Instructions for the task: Each record below is to be copied word for word, with pictures removed.

Data extracted from a collection:
□ □ □ □ □

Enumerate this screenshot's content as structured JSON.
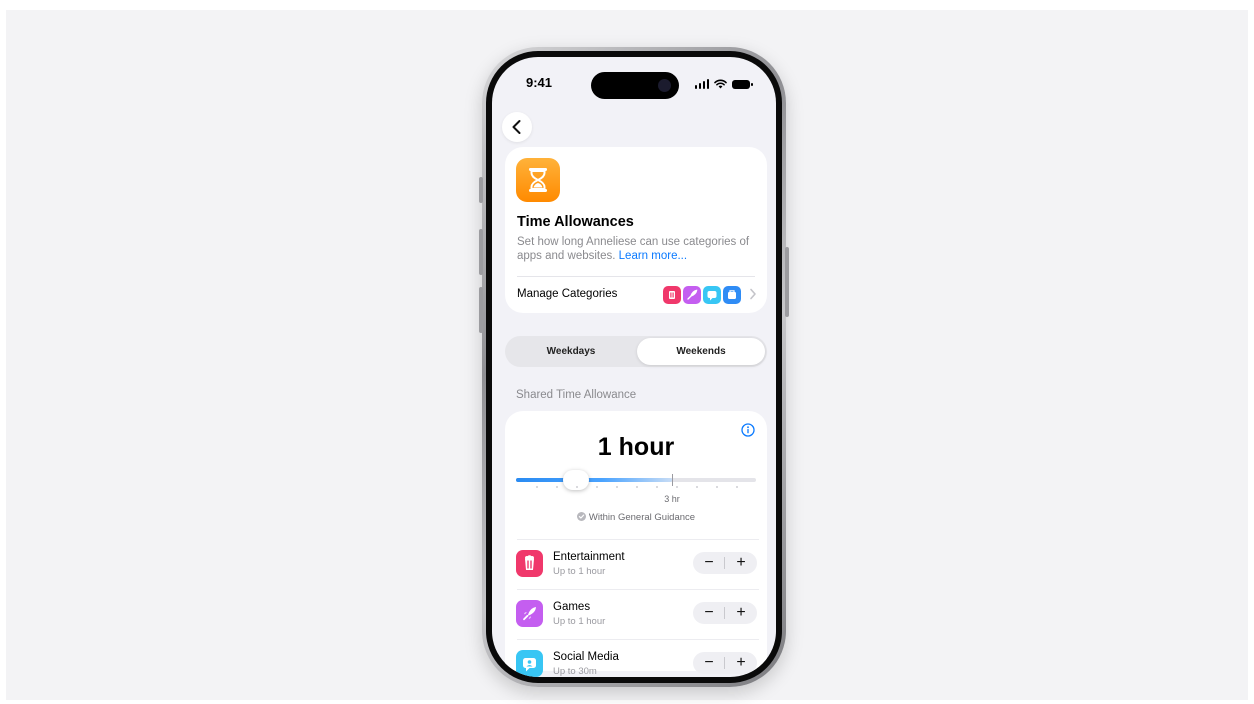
{
  "status_bar": {
    "time": "9:41"
  },
  "header": {
    "title": "Time Allowances",
    "description": "Set how long Anneliese can use categories of apps and websites.",
    "learn_more": "Learn more...",
    "manage_categories": "Manage Categories",
    "category_icons": [
      {
        "name": "entertainment-icon",
        "color": "#f0386b"
      },
      {
        "name": "games-icon",
        "color": "#c45ef0"
      },
      {
        "name": "social-media-icon",
        "color": "#38c6f4"
      },
      {
        "name": "productivity-icon",
        "color": "#2f8cf5"
      }
    ]
  },
  "segments": {
    "weekdays": "Weekdays",
    "weekends": "Weekends",
    "selected": "Weekends"
  },
  "allowance": {
    "section_label": "Shared Time Allowance",
    "value_label": "1 hour",
    "slider_fraction": 0.25,
    "guidance_fraction": 0.65,
    "guidance_tick_label": "3 hr",
    "guidance_text": "Within General Guidance"
  },
  "categories": [
    {
      "title": "Entertainment",
      "subtitle": "Up to 1 hour",
      "color": "#f0386b"
    },
    {
      "title": "Games",
      "subtitle": "Up to 1 hour",
      "color": "#c45ef0"
    },
    {
      "title": "Social Media",
      "subtitle": "Up to 30m",
      "color": "#38c6f4"
    }
  ],
  "stepper": {
    "minus": "−",
    "plus": "+"
  },
  "colors": {
    "accent": "#0a7aff",
    "allowance_tile": "#ff9500",
    "background": "#f2f2f7"
  }
}
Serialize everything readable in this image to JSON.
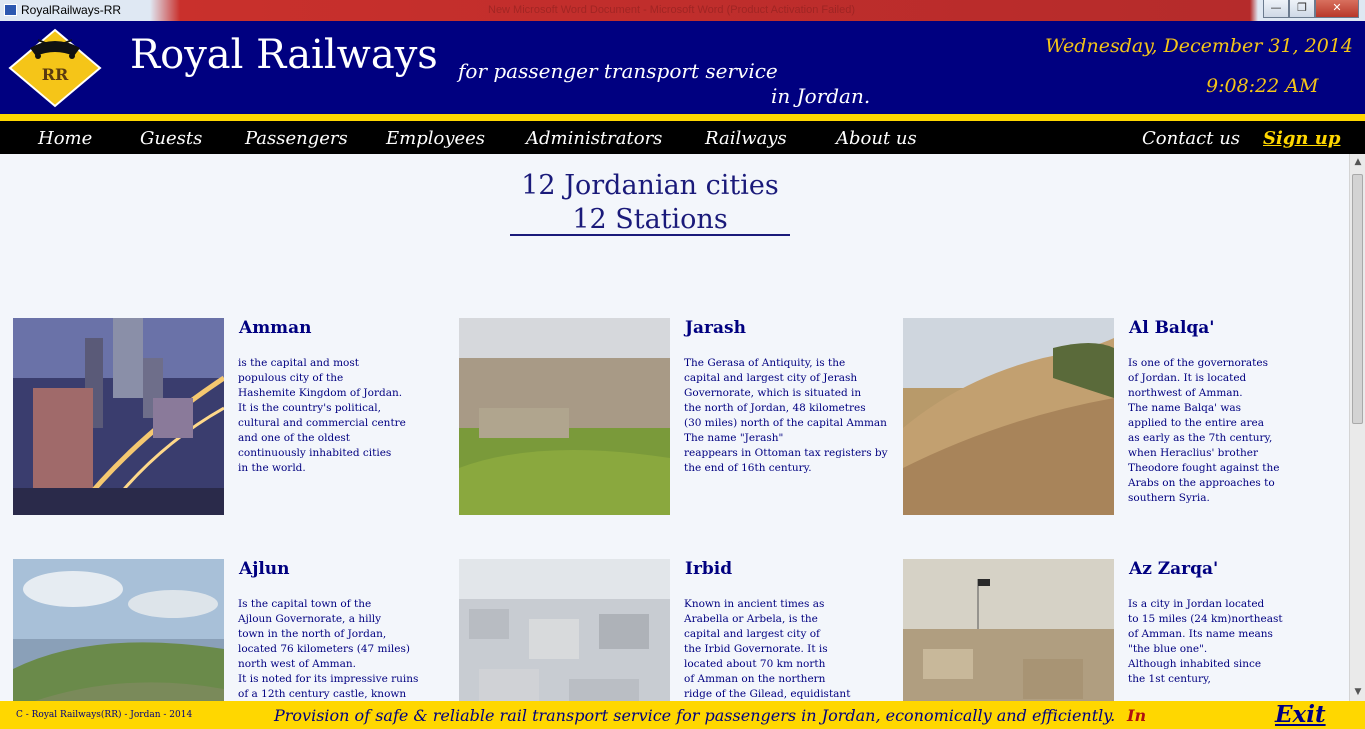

□ □ □ □ □

Exercise answer:
Enumerate this screenshot's content as structured JSON.
{
  "status_bar": {
    "time": "9:41"
  },
  "header": {
    "title": "Time Allowances",
    "description": "Set how long Anneliese can use categories of apps and websites.",
    "learn_more": "Learn more...",
    "manage_categories": "Manage Categories",
    "category_icons": [
      {
        "name": "entertainment-icon",
        "color": "#f0386b"
      },
      {
        "name": "games-icon",
        "color": "#c45ef0"
      },
      {
        "name": "social-media-icon",
        "color": "#38c6f4"
      },
      {
        "name": "productivity-icon",
        "color": "#2f8cf5"
      }
    ]
  },
  "segments": {
    "weekdays": "Weekdays",
    "weekends": "Weekends",
    "selected": "Weekends"
  },
  "allowance": {
    "section_label": "Shared Time Allowance",
    "value_label": "1 hour",
    "slider_fraction": 0.25,
    "guidance_fraction": 0.65,
    "guidance_tick_label": "3 hr",
    "guidance_text": "Within General Guidance"
  },
  "categories": [
    {
      "title": "Entertainment",
      "subtitle": "Up to 1 hour",
      "color": "#f0386b"
    },
    {
      "title": "Games",
      "subtitle": "Up to 1 hour",
      "color": "#c45ef0"
    },
    {
      "title": "Social Media",
      "subtitle": "Up to 30m",
      "color": "#38c6f4"
    }
  ],
  "stepper": {
    "minus": "−",
    "plus": "+"
  },
  "colors": {
    "accent": "#0a7aff",
    "allowance_tile": "#ff9500",
    "background": "#f2f2f7"
  }
}
Serialize everything readable in this image to JSON.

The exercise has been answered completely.